Instructions to follow -> Reproduce, character for character, the lines of the records from the one containing "logo-column-102: TGD bbox=[1427, 944, 1486, 1102]" through the one containing "logo-column-68: G bbox=[1784, 554, 1844, 714]", including both of those lines.

Entries supplied ->
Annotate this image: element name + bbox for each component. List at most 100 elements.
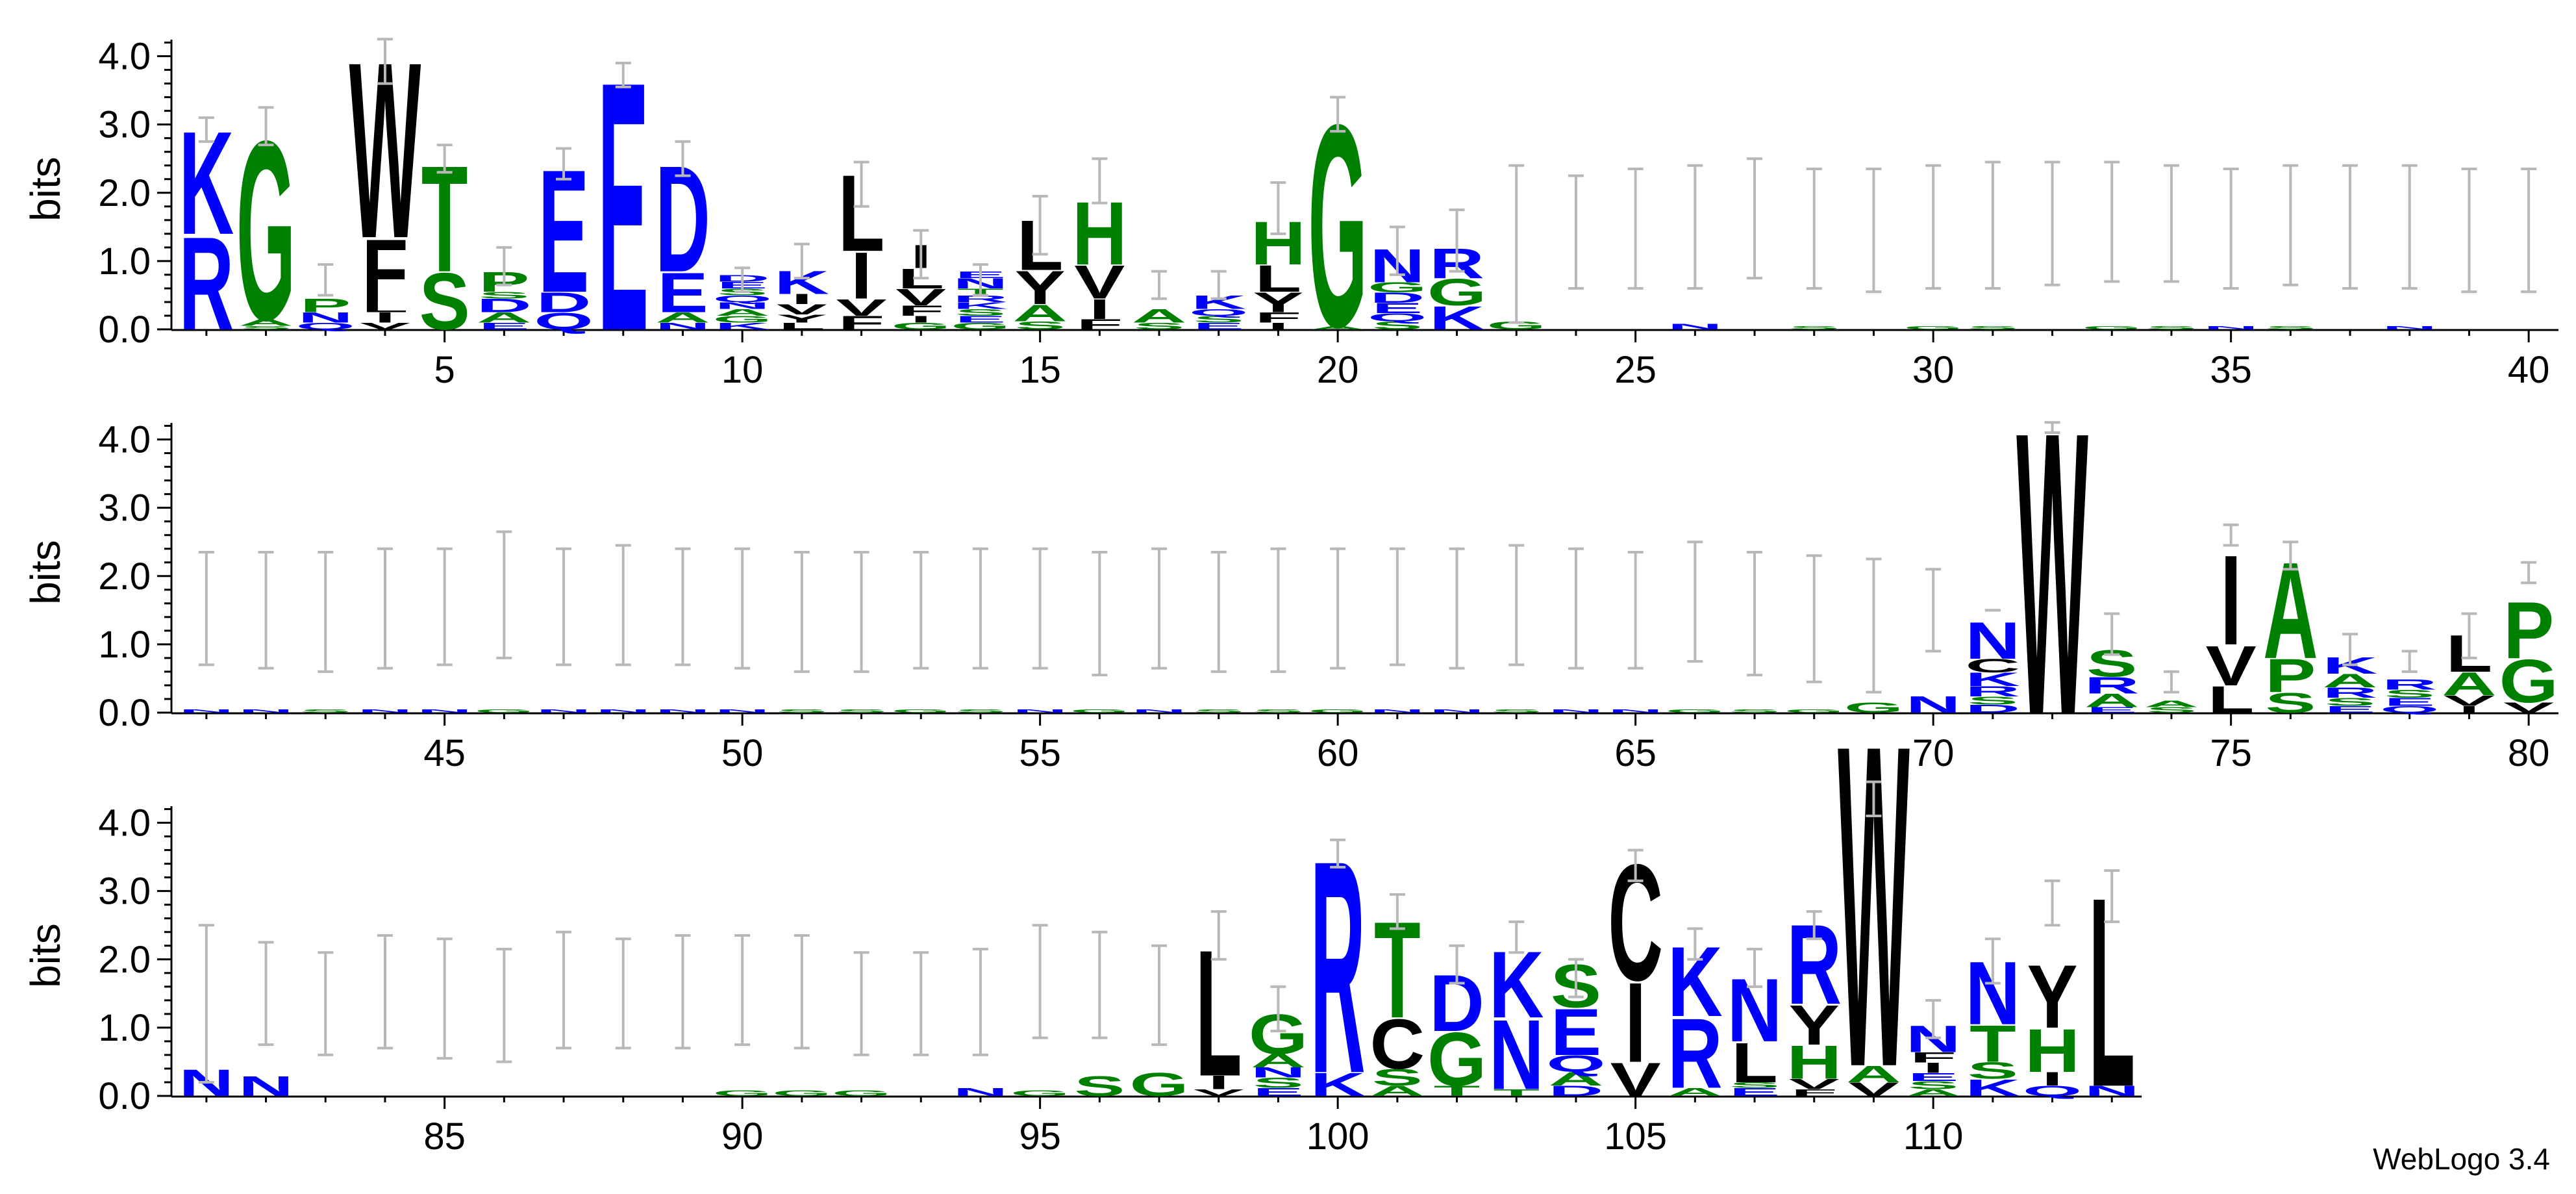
logo-column-102: TGD bbox=[1427, 944, 1486, 1102]
error-bar-1 bbox=[198, 116, 214, 143]
residue-E-pos21: E bbox=[1372, 300, 1423, 316]
residue-S-pos67: S bbox=[1729, 708, 1780, 713]
error-bar-77 bbox=[2342, 633, 2358, 667]
error-bar-27 bbox=[1747, 157, 1763, 280]
residue-S-pos54: S bbox=[955, 708, 1006, 713]
residue-S-pos18: S bbox=[1194, 314, 1244, 324]
error-bar-63 bbox=[1508, 544, 1525, 667]
residue-F-pos108: F bbox=[1791, 1087, 1838, 1098]
residue-A-pos109: A bbox=[1846, 1061, 1901, 1087]
y-tick-label: 4.0 bbox=[98, 802, 151, 845]
error-bar-53 bbox=[913, 550, 929, 670]
logo-column-68: G bbox=[1784, 554, 1844, 714]
y-tick-label: 3.0 bbox=[98, 104, 151, 146]
error-bar-95 bbox=[1032, 924, 1048, 1039]
logo-column-8: E bbox=[598, 8, 649, 405]
residue-S-pos52: S bbox=[836, 708, 886, 713]
residue-T-pos103: T bbox=[1493, 1087, 1540, 1098]
residue-G-pos13: G bbox=[892, 321, 951, 331]
residue-D-pos21: D bbox=[1370, 290, 1425, 305]
error-bar-4 bbox=[377, 38, 393, 85]
residue-A-pos106: A bbox=[1668, 1086, 1723, 1099]
y-tick-label: 4.0 bbox=[98, 36, 151, 78]
residue-K-pos100: K bbox=[1310, 1066, 1366, 1103]
residue-D-pos71: D bbox=[1966, 702, 2021, 715]
logo-column-91: G bbox=[772, 934, 831, 1098]
error-bar-5 bbox=[436, 144, 453, 174]
logo-column-24 bbox=[1568, 174, 1584, 290]
y-tick-label: 1.0 bbox=[98, 624, 151, 666]
residue-G-pos23: G bbox=[1487, 319, 1546, 332]
logo-column-20: AG bbox=[1308, 64, 1368, 387]
error-bar-112 bbox=[2044, 879, 2060, 927]
error-bar-6 bbox=[496, 246, 512, 286]
residue-S-pos59: S bbox=[1253, 708, 1303, 713]
x-tick-label: 30 bbox=[1912, 349, 1955, 391]
logo-column-33: G bbox=[2082, 160, 2142, 331]
residue-G-pos14: G bbox=[951, 321, 1010, 331]
residue-R-pos71: R bbox=[1966, 683, 2021, 699]
error-bar-75 bbox=[2223, 523, 2239, 547]
logo-column-77: ESRAK bbox=[2323, 633, 2377, 715]
logo-column-10: KGANQSED bbox=[713, 266, 772, 331]
residue-A-pos2: A bbox=[238, 317, 294, 327]
logo-column-82: N bbox=[238, 941, 294, 1102]
residue-W-pos109: W bbox=[1838, 649, 1910, 1163]
residue-G-pos46: G bbox=[475, 708, 534, 713]
residue-V-pos16: V bbox=[1074, 256, 1125, 309]
logo-column-47: N bbox=[536, 547, 591, 714]
residue-S-pos43: S bbox=[300, 708, 351, 713]
error-bar-59 bbox=[1270, 547, 1286, 673]
residue-F-pos12: F bbox=[838, 312, 885, 333]
residue-V-pos12: V bbox=[836, 294, 886, 321]
x-tick-label: 60 bbox=[1317, 732, 1359, 774]
error-bar-93 bbox=[913, 951, 929, 1056]
error-bar-26 bbox=[1687, 164, 1703, 290]
residue-S-pos101: S bbox=[1372, 1064, 1423, 1091]
y-axis-label: bits bbox=[22, 923, 69, 988]
residue-A-pos74: A bbox=[2144, 698, 2199, 709]
logo-column-50: N bbox=[715, 547, 769, 714]
residue-S-pos34: S bbox=[2146, 325, 2197, 330]
logo-column-96: S bbox=[1074, 930, 1125, 1102]
error-bar-105 bbox=[1627, 848, 1644, 882]
residue-L-pos4: L bbox=[362, 299, 408, 315]
residue-A-pos17: A bbox=[1132, 305, 1187, 326]
error-bar-36 bbox=[2282, 164, 2299, 286]
residue-S-pos14: S bbox=[955, 307, 1006, 318]
logo-column-66: G bbox=[1666, 540, 1725, 714]
logo-column-57: N bbox=[1132, 547, 1187, 714]
residue-S-pos77: S bbox=[2325, 696, 2375, 709]
logo-column-85 bbox=[436, 937, 453, 1060]
residue-E-pos104: E bbox=[1551, 995, 1601, 1069]
residue-A-pos15: A bbox=[1012, 300, 1068, 327]
logo-column-22: KGR bbox=[1427, 209, 1486, 337]
logo-column-94: N bbox=[953, 948, 1008, 1099]
residue-Q-pos3: Q bbox=[296, 321, 355, 331]
logo-column-62: N bbox=[1429, 547, 1484, 714]
residue-E-pos14: E bbox=[955, 314, 1006, 324]
y-tick-label: 1.0 bbox=[98, 240, 151, 283]
residue-I-pos105: I bbox=[1625, 959, 1646, 1086]
residue-I-pos112: I bbox=[2042, 1069, 2063, 1089]
x-tick-label: 100 bbox=[1307, 1115, 1369, 1158]
error-bar-103 bbox=[1508, 920, 1525, 954]
residue-T-pos102: T bbox=[1434, 1083, 1481, 1099]
error-bar-108 bbox=[1806, 910, 1822, 941]
error-bar-24 bbox=[1568, 174, 1584, 290]
residue-G-pos91: G bbox=[772, 1089, 831, 1097]
x-tick-label: 110 bbox=[1903, 1115, 1963, 1158]
residue-Y-pos112: Y bbox=[2027, 947, 2077, 1047]
residue-R-pos1: R bbox=[179, 210, 234, 358]
residue-L-pos107: L bbox=[1731, 1030, 1778, 1094]
error-bar-94 bbox=[972, 948, 988, 1056]
error-bar-44 bbox=[377, 547, 393, 670]
residue-N-pos41: N bbox=[179, 708, 234, 713]
residue-T-pos111: T bbox=[1970, 1015, 2016, 1073]
residue-N-pos57: N bbox=[1132, 708, 1187, 713]
error-bar-18 bbox=[1210, 270, 1227, 300]
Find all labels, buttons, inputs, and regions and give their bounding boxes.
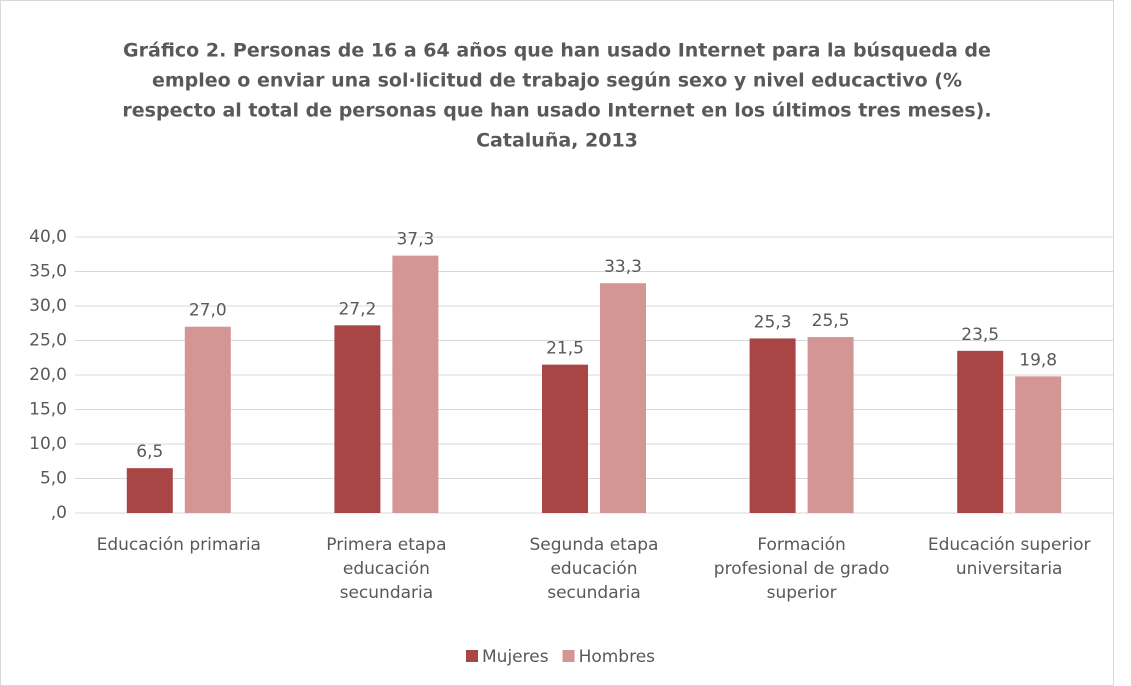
data-label: 21,5 (546, 339, 584, 359)
bar (807, 337, 854, 513)
x-tick-label: Segunda etapa educación secundaria (529, 535, 659, 603)
data-label: 23,5 (961, 325, 999, 345)
bar (542, 364, 588, 513)
y-tick-label: 20,0 (29, 365, 67, 385)
chart-title: empleo o enviar una sol·licitud de traba… (152, 70, 962, 92)
y-tick-label: 5,0 (40, 469, 67, 489)
data-label: 25,3 (754, 312, 792, 332)
bar (957, 350, 1004, 513)
legend-swatch (466, 650, 478, 662)
data-label: 33,3 (604, 257, 642, 277)
y-tick-label: 25,0 (29, 331, 67, 351)
bar (1015, 376, 1062, 513)
chart-title: Cataluña, 2013 (476, 130, 638, 152)
legend-swatch (562, 650, 575, 662)
legend-label: Hombres (579, 647, 656, 667)
y-tick-label: 15,0 (29, 400, 67, 420)
y-tick-label: 30,0 (29, 296, 67, 316)
bar (600, 283, 646, 513)
data-label: 19,8 (1019, 350, 1057, 370)
y-tick-label: 35,0 (29, 262, 67, 282)
bar (392, 255, 439, 513)
chart-title: Gráfico 2. Personas de 16 a 64 años que … (123, 40, 991, 62)
data-label: 27,0 (189, 301, 227, 321)
x-tick-label: Educación superior universitaria (927, 535, 1091, 579)
chart-title: respecto al total de personas que han us… (122, 100, 991, 122)
bar (184, 326, 231, 513)
y-tick-label: ,0 (51, 503, 67, 523)
bar (749, 338, 796, 513)
y-tick-label: 40,0 (29, 227, 67, 247)
bar (126, 468, 173, 513)
data-label: 6,5 (136, 442, 163, 462)
data-label: 25,5 (812, 311, 850, 331)
x-tick-label: Primera etapa educación secundaria (326, 535, 447, 603)
bar (334, 325, 381, 513)
data-label: 27,2 (338, 299, 376, 319)
legend-label: Mujeres (482, 647, 549, 667)
x-tick-label: Educación primaria (96, 535, 261, 555)
x-tick-label: Formación profesional de grado superior (713, 535, 890, 603)
y-tick-label: 10,0 (29, 434, 67, 454)
data-label: 37,3 (396, 230, 434, 250)
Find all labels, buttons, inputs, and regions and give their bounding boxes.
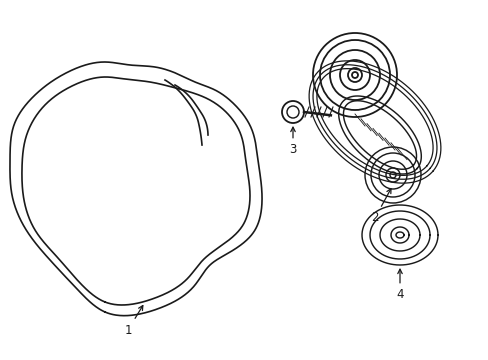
- Text: 1: 1: [124, 306, 142, 337]
- Text: 2: 2: [370, 189, 390, 225]
- Text: 4: 4: [395, 269, 403, 301]
- Text: 3: 3: [289, 127, 296, 157]
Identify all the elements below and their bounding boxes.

The answer ->
logo-column-102: TGD bbox=[1427, 944, 1486, 1102]
error-bar-1 bbox=[198, 116, 214, 143]
residue-E-pos21: E bbox=[1372, 300, 1423, 316]
residue-S-pos67: S bbox=[1729, 708, 1780, 713]
error-bar-77 bbox=[2342, 633, 2358, 667]
error-bar-27 bbox=[1747, 157, 1763, 280]
residue-S-pos54: S bbox=[955, 708, 1006, 713]
residue-S-pos18: S bbox=[1194, 314, 1244, 324]
error-bar-63 bbox=[1508, 544, 1525, 667]
residue-F-pos108: F bbox=[1791, 1087, 1838, 1098]
residue-A-pos109: A bbox=[1846, 1061, 1901, 1087]
y-tick-label: 4.0 bbox=[98, 802, 151, 845]
error-bar-53 bbox=[913, 550, 929, 670]
logo-column-68: G bbox=[1784, 554, 1844, 714]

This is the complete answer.